## EXERCISE DIRECTIONS
Every line below that mentions the word "Mutations" should be copied out.
# INPUT DATA start
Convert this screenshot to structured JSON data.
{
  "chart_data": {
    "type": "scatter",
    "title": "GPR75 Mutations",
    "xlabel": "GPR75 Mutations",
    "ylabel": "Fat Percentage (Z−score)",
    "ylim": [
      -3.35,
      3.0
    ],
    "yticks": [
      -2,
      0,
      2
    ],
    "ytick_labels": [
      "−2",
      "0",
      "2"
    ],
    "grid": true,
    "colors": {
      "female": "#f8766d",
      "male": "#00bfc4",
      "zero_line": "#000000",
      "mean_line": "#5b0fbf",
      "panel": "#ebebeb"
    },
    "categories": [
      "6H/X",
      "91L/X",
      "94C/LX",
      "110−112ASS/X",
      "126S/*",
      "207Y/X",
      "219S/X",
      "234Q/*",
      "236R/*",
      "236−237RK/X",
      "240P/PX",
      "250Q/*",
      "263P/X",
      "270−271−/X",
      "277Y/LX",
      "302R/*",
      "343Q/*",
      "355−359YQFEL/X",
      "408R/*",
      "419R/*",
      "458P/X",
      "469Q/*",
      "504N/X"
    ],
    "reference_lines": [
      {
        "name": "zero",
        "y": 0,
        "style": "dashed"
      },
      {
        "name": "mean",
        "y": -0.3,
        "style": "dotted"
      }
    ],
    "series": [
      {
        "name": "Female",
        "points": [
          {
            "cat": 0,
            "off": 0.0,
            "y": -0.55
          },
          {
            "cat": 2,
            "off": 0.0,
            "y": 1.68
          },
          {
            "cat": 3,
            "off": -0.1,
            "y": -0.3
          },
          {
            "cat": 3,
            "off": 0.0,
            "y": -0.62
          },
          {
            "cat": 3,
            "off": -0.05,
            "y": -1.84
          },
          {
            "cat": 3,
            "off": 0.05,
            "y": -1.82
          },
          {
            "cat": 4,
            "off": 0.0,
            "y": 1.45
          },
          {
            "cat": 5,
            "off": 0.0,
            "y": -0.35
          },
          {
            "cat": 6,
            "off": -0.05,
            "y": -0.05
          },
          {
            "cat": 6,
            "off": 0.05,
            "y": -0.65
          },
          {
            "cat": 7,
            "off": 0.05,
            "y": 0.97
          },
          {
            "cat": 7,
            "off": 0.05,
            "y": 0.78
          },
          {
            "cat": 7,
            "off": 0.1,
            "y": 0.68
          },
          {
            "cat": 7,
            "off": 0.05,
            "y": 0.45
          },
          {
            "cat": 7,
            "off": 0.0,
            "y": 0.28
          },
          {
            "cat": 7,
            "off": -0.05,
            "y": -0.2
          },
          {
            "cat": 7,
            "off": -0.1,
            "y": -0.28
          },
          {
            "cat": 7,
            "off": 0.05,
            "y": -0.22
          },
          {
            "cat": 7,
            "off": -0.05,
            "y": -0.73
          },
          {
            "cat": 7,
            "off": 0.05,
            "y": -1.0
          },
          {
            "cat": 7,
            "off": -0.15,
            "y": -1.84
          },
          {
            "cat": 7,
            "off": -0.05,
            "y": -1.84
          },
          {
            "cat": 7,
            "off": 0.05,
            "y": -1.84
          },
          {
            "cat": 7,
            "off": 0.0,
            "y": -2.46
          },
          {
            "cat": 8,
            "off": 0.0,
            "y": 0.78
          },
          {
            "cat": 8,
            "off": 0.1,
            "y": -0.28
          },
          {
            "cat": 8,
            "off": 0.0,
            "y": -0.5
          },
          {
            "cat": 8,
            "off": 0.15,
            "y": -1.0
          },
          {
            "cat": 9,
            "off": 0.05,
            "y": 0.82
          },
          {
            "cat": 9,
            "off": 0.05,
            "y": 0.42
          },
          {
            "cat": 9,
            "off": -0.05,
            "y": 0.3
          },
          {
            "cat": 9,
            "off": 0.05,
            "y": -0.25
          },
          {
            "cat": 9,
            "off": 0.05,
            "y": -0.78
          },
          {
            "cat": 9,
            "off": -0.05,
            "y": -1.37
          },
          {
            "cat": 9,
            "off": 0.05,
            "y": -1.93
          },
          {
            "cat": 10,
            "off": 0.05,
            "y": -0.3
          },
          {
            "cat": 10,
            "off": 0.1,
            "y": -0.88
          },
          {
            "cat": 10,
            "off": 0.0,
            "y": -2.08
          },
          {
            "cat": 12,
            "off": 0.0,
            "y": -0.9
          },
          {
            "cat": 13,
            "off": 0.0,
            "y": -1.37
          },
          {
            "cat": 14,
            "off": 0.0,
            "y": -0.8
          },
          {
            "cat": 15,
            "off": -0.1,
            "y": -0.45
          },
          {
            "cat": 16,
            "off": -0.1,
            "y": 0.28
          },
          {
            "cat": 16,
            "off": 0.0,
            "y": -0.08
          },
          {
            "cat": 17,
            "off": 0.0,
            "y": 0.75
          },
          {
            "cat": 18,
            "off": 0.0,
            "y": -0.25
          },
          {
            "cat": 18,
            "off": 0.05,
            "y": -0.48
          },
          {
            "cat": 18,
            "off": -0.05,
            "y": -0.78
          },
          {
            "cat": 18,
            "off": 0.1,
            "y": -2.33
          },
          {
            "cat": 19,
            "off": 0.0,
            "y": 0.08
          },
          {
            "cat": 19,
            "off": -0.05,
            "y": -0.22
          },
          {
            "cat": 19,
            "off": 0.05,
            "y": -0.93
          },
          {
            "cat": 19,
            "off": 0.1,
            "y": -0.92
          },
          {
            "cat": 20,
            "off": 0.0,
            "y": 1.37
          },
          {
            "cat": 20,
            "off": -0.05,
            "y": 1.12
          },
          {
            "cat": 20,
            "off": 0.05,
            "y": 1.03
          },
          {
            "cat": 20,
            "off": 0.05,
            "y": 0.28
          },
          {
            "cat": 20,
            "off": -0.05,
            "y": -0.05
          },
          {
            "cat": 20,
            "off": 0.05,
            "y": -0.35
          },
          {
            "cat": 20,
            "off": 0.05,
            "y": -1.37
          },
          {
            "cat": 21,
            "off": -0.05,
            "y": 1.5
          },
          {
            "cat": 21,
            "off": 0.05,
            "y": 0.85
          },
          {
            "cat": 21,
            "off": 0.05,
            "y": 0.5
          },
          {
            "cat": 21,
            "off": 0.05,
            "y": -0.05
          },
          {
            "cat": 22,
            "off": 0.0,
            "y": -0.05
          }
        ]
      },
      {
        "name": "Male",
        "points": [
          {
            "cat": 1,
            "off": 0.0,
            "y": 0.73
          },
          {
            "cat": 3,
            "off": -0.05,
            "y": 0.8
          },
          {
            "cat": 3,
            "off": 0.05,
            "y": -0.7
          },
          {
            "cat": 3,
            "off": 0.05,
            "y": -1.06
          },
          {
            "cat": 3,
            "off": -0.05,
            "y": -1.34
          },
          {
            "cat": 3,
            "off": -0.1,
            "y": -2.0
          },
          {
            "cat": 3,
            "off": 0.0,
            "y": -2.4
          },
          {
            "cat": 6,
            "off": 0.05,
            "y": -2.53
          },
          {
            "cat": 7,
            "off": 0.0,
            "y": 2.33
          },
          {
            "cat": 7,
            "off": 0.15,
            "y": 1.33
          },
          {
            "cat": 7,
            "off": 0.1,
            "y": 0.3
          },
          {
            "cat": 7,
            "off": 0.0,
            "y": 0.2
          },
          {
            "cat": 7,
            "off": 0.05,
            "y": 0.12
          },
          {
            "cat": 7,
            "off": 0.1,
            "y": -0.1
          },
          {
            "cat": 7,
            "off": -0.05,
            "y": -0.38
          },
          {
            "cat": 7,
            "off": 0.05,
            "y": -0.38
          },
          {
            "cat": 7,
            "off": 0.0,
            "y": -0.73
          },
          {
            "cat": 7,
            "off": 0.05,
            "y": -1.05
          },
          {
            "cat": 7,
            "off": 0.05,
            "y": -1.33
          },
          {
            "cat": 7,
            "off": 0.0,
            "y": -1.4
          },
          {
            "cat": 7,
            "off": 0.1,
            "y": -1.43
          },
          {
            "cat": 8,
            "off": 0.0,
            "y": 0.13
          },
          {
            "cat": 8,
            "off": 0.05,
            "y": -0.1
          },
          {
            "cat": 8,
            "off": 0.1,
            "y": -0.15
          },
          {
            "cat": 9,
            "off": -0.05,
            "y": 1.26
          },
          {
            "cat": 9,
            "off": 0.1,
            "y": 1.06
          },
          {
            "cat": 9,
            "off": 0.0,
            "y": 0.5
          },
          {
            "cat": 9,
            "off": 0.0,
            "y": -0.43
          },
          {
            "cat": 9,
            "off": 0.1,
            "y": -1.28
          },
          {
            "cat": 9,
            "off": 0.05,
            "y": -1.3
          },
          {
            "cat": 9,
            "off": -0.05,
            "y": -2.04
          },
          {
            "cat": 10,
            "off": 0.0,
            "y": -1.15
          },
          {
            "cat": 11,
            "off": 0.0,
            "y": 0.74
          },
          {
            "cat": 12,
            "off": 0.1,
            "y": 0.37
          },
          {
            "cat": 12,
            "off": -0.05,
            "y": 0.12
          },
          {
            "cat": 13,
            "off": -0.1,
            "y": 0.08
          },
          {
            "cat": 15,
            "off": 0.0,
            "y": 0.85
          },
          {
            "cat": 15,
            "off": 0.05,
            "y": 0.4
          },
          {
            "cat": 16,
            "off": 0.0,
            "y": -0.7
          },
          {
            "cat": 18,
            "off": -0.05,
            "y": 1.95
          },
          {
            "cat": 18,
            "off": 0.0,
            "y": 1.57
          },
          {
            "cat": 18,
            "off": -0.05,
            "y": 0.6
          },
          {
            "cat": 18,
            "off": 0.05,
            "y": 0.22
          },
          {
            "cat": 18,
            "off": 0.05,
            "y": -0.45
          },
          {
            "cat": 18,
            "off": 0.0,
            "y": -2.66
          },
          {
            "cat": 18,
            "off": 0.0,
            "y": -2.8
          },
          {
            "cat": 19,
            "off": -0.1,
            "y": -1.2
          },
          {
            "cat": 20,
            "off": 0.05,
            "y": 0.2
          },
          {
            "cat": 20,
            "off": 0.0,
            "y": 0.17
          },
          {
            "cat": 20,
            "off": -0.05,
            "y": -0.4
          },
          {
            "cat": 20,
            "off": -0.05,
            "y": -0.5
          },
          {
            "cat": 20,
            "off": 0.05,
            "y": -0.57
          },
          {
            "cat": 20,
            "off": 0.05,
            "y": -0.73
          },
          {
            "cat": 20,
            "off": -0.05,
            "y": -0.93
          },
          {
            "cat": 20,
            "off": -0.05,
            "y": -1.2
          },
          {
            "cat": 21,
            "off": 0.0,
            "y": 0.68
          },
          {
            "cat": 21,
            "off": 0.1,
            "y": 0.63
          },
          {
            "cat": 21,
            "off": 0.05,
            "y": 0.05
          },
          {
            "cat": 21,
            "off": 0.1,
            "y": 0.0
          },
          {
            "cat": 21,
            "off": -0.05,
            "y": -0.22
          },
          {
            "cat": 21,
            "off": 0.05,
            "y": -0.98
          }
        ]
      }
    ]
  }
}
# INPUT DATA end
## SOLVED EXERCISE
    "title": "GPR75 Mutations",
    "xlabel": "GPR75 Mutations",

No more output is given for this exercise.